-- START Listed entries --

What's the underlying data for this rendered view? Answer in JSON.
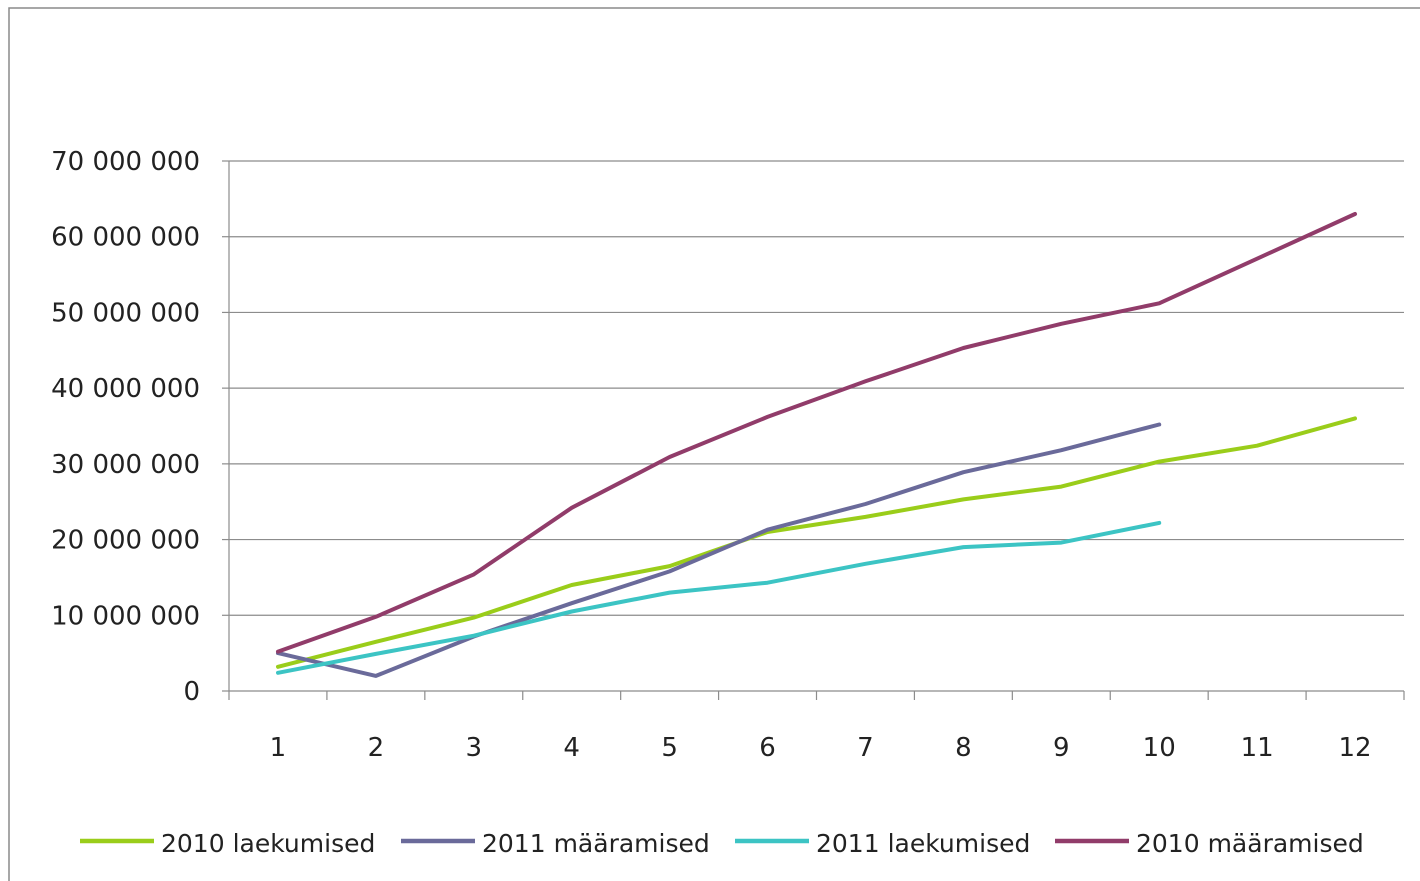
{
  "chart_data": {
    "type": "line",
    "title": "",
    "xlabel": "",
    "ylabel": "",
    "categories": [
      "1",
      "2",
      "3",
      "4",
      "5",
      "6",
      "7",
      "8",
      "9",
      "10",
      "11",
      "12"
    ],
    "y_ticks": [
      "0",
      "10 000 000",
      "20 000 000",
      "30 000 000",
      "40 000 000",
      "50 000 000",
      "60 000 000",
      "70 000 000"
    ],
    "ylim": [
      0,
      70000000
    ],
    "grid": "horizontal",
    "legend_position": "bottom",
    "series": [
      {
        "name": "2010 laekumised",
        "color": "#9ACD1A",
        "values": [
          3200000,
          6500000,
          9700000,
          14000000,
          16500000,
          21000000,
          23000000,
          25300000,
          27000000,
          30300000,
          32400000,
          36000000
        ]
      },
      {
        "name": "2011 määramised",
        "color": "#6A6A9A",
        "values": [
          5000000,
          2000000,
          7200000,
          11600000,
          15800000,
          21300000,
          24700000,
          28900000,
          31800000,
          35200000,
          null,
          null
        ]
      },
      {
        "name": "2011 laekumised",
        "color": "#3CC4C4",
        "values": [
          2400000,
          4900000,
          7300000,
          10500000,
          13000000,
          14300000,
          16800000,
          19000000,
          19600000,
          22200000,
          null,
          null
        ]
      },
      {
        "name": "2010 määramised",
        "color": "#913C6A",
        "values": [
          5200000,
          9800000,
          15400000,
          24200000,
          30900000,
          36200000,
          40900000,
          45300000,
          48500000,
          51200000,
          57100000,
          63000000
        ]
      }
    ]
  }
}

-- END Listed entries --

Given task: In this exercise, set down all of the data exactly, without the pictures.

Answer below:
What's the underlying data for this rendered view? Answer in JSON.
{
  "chart_data": {
    "type": "line",
    "title": "",
    "xlabel": "",
    "ylabel": "",
    "categories": [
      "1",
      "2",
      "3",
      "4",
      "5",
      "6",
      "7",
      "8",
      "9",
      "10",
      "11",
      "12"
    ],
    "y_ticks": [
      "0",
      "10 000 000",
      "20 000 000",
      "30 000 000",
      "40 000 000",
      "50 000 000",
      "60 000 000",
      "70 000 000"
    ],
    "ylim": [
      0,
      70000000
    ],
    "grid": "horizontal",
    "legend_position": "bottom",
    "series": [
      {
        "name": "2010 laekumised",
        "color": "#9ACD1A",
        "values": [
          3200000,
          6500000,
          9700000,
          14000000,
          16500000,
          21000000,
          23000000,
          25300000,
          27000000,
          30300000,
          32400000,
          36000000
        ]
      },
      {
        "name": "2011 määramised",
        "color": "#6A6A9A",
        "values": [
          5000000,
          2000000,
          7200000,
          11600000,
          15800000,
          21300000,
          24700000,
          28900000,
          31800000,
          35200000,
          null,
          null
        ]
      },
      {
        "name": "2011 laekumised",
        "color": "#3CC4C4",
        "values": [
          2400000,
          4900000,
          7300000,
          10500000,
          13000000,
          14300000,
          16800000,
          19000000,
          19600000,
          22200000,
          null,
          null
        ]
      },
      {
        "name": "2010 määramised",
        "color": "#913C6A",
        "values": [
          5200000,
          9800000,
          15400000,
          24200000,
          30900000,
          36200000,
          40900000,
          45300000,
          48500000,
          51200000,
          57100000,
          63000000
        ]
      }
    ]
  }
}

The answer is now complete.